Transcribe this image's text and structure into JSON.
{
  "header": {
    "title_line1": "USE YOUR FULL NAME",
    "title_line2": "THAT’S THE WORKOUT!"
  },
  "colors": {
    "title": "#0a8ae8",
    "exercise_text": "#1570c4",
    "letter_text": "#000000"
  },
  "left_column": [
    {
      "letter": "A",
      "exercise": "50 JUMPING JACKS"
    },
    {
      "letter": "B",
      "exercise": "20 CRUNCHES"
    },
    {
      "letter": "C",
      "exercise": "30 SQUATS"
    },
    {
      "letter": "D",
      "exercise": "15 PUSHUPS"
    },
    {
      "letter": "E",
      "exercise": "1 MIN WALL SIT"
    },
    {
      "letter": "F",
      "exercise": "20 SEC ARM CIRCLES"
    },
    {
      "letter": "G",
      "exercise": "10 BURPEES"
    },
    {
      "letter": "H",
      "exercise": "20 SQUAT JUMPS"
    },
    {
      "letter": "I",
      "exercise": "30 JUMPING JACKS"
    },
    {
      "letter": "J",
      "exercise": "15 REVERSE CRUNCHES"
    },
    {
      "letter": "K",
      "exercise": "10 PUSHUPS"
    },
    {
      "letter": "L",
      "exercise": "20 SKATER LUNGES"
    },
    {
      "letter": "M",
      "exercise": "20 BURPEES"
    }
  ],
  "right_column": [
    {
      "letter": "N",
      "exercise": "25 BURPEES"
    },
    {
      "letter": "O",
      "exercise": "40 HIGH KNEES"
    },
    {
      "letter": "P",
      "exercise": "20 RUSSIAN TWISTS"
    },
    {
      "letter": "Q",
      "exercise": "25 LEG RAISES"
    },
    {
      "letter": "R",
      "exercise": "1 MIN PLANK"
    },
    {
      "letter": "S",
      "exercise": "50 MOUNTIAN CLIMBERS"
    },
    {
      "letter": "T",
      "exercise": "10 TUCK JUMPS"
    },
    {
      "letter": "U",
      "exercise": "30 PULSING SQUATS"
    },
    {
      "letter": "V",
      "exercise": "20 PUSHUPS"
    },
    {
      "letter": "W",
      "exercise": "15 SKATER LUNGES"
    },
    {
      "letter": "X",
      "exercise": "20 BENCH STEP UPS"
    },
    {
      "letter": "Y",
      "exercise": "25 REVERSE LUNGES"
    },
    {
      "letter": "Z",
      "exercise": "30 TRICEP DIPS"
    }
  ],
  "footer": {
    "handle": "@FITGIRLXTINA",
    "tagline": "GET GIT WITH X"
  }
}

** Aim of the task **
Transcribe the entire listing above precisely.

** Answer in full **
Transcribe this image's text and structure into JSON.
{
  "header": {
    "title_line1": "USE YOUR FULL NAME",
    "title_line2": "THAT’S THE WORKOUT!"
  },
  "colors": {
    "title": "#0a8ae8",
    "exercise_text": "#1570c4",
    "letter_text": "#000000"
  },
  "left_column": [
    {
      "letter": "A",
      "exercise": "50 JUMPING JACKS"
    },
    {
      "letter": "B",
      "exercise": "20 CRUNCHES"
    },
    {
      "letter": "C",
      "exercise": "30 SQUATS"
    },
    {
      "letter": "D",
      "exercise": "15 PUSHUPS"
    },
    {
      "letter": "E",
      "exercise": "1 MIN WALL SIT"
    },
    {
      "letter": "F",
      "exercise": "20 SEC ARM CIRCLES"
    },
    {
      "letter": "G",
      "exercise": "10 BURPEES"
    },
    {
      "letter": "H",
      "exercise": "20 SQUAT JUMPS"
    },
    {
      "letter": "I",
      "exercise": "30 JUMPING JACKS"
    },
    {
      "letter": "J",
      "exercise": "15 REVERSE CRUNCHES"
    },
    {
      "letter": "K",
      "exercise": "10 PUSHUPS"
    },
    {
      "letter": "L",
      "exercise": "20 SKATER LUNGES"
    },
    {
      "letter": "M",
      "exercise": "20 BURPEES"
    }
  ],
  "right_column": [
    {
      "letter": "N",
      "exercise": "25 BURPEES"
    },
    {
      "letter": "O",
      "exercise": "40 HIGH KNEES"
    },
    {
      "letter": "P",
      "exercise": "20 RUSSIAN TWISTS"
    },
    {
      "letter": "Q",
      "exercise": "25 LEG RAISES"
    },
    {
      "letter": "R",
      "exercise": "1 MIN PLANK"
    },
    {
      "letter": "S",
      "exercise": "50 MOUNTIAN CLIMBERS"
    },
    {
      "letter": "T",
      "exercise": "10 TUCK JUMPS"
    },
    {
      "letter": "U",
      "exercise": "30 PULSING SQUATS"
    },
    {
      "letter": "V",
      "exercise": "20 PUSHUPS"
    },
    {
      "letter": "W",
      "exercise": "15 SKATER LUNGES"
    },
    {
      "letter": "X",
      "exercise": "20 BENCH STEP UPS"
    },
    {
      "letter": "Y",
      "exercise": "25 REVERSE LUNGES"
    },
    {
      "letter": "Z",
      "exercise": "30 TRICEP DIPS"
    }
  ],
  "footer": {
    "handle": "@FITGIRLXTINA",
    "tagline": "GET GIT WITH X"
  }
}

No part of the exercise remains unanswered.